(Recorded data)
↓↓↓

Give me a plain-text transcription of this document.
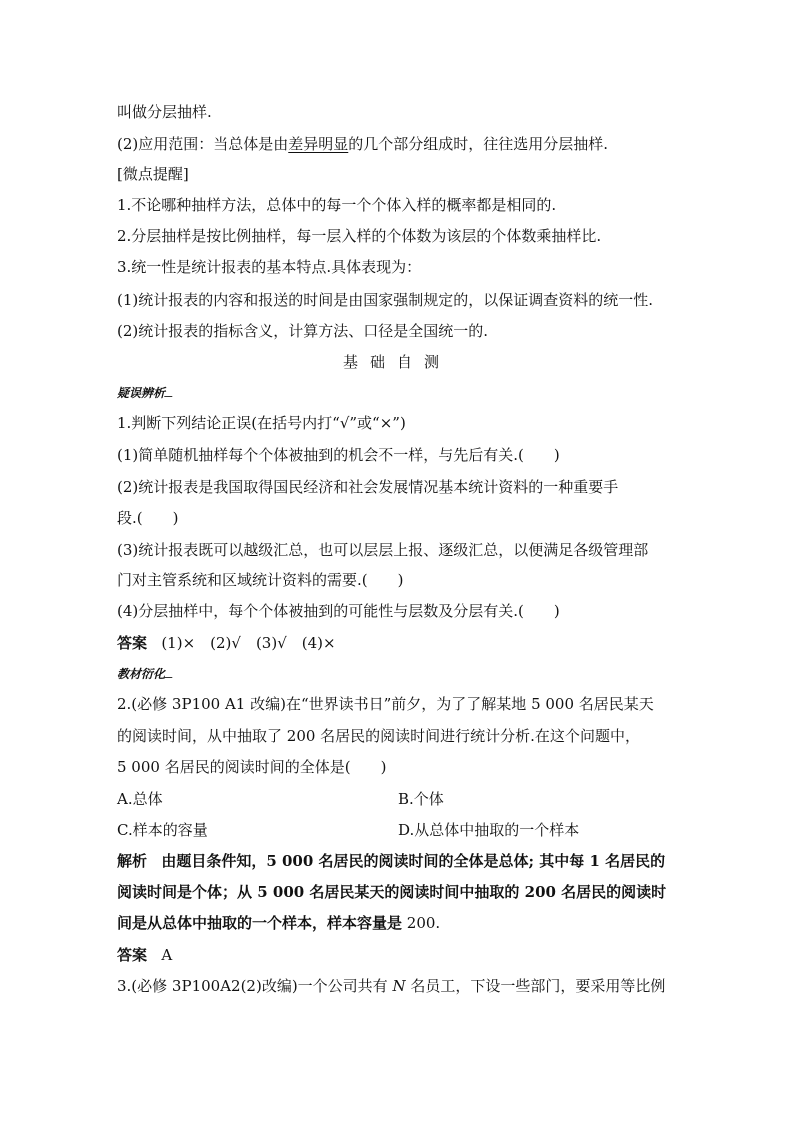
叫做分层抽样.
(2)应用范围：当总体是由差异明显的几个部分组成时，往往选用分层抽样.
[微点提醒]
1.不论哪种抽样方法，总体中的每一个个体入样的概率都是相同的.
2.分层抽样是按比例抽样，每一层入样的个体数为该层的个体数乘抽样比.
3.统一性是统计报表的基本特点.具体表现为：
(1)统计报表的内容和报送的时间是由国家强制规定的，以保证调查资料的统一性.
(2)统计报表的指标含义，计算方法、口径是全国统一的.
基础自测
疑误辨析
1.判断下列结论正误(在括号内打“√”或“×”)
(1)简单随机抽样每个个体被抽到的机会不一样，与先后有关.(　　)
(2)统计报表是我国取得国民经济和社会发展情况基本统计资料的一种重要手
段.(　　)
(3)统计报表既可以越级汇总，也可以层层上报、逐级汇总，以便满足各级管理部
门对主管系统和区域统计资料的需要.(　　)
(4)分层抽样中，每个个体被抽到的可能性与层数及分层有关.(　　)
答案 (1)×　(2)√　(3)√　(4)×
教材衍化
2.(必修 3P100 A1 改编)在“世界读书日”前夕，为了了解某地 5 000 名居民某天
的阅读时间，从中抽取了 200 名居民的阅读时间进行统计分析.在这个问题中，
5 000 名居民的阅读时间的全体是(　　)
A.总体	B.个体
C.样本的容量	D.从总体中抽取的一个样本
解析 由题目条件知，5 000 名居民的阅读时间的全体是总体; 其中每 1 名居民的
阅读时间是个体；从 5 000 名居民某天的阅读时间中抽取的 200 名居民的阅读时
间是从总体中抽取的一个样本，样本容量是 200.
答案 A
3.(必修 3P100A2(2)改编)一个公司共有 N 名员工，下设一些部门，要采用等比例
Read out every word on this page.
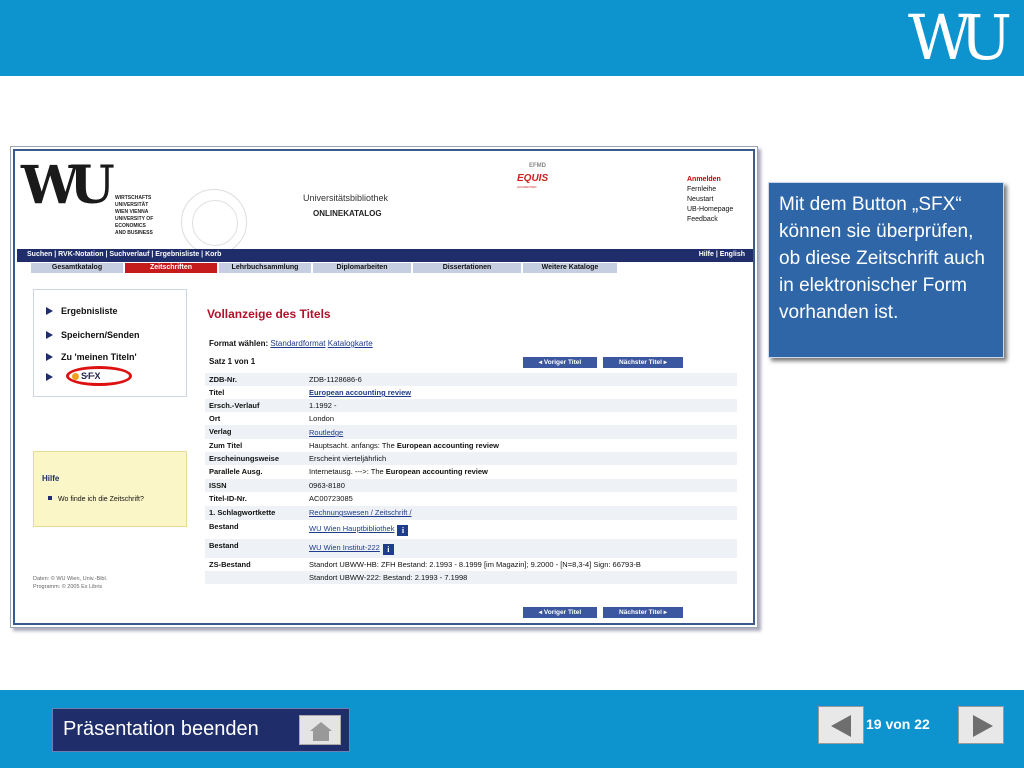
WU
WU WIRTSCHAFTS
UNIVERSITÄT
WIEN VIENNA
UNIVERSITY OF
ECONOMICS
AND BUSINESS
Universitätsbibliothek
ONLINEKATALOG
EFMD
EQUIS
ACCREDITED
Anmelden
Fernleihe
Neustart
UB-Homepage
Feedback
Suchen | RVK-Notation | Suchverlauf | Ergebnisliste | Korb	Hilfe | English
Gesamtkatalog	Zeitschriften	Lehrbuchsammlung	Diplomarbeiten	Dissertationen	Weitere Kataloge
Ergebnisliste
Speichern/Senden
Zu 'meinen Titeln'
S·F·X
Hilfe
Wo finde ich die Zeitschrift?
Daten: © WU Wien, Univ.-Bibl.
Programm: © 2005 Ex Libris
Vollanzeige des Titels
Format wählen: Standardformat Katalogkarte
Satz 1 von 1	◂ Voriger Titel	Nächster Titel ▸
ZDB-Nr.	ZDB-1128686-6
Titel	European accounting review
Ersch.-Verlauf	1.1992 -
Ort	London
Verlag	Routledge
Zum Titel	Hauptsacht. anfangs: The European accounting review
Erscheinungsweise	Erscheint vierteljährlich
Parallele Ausg.	Internetausg. --->: The European accounting review
ISSN	0963-8180
Titel-ID-Nr.	AC00723085
1. Schlagwortkette	Rechnungswesen / Zeitschrift /
Bestand	WU Wien Hauptbibliothek i
Bestand	WU Wien Institut-222 i
ZS-Bestand	Standort UBWW-HB: ZFH Bestand: 2.1993 - 8.1999 [im Magazin]; 9.2000 - [N=8,3-4] Sign: 66793-B
Standort UBWW-222: Bestand: 2.1993 - 7.1998
◂ Voriger Titel	Nächster Titel ▸

Mit dem Button „SFX“ können sie überprüfen, ob diese Zeitschrift auch in elektronischer Form vorhanden ist.

Präsentation beenden	19 von 22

↑↑↑

▸ Description of the task: Give the number of lines containing the word "review". No other answer is needed.

▸ Correct output: 3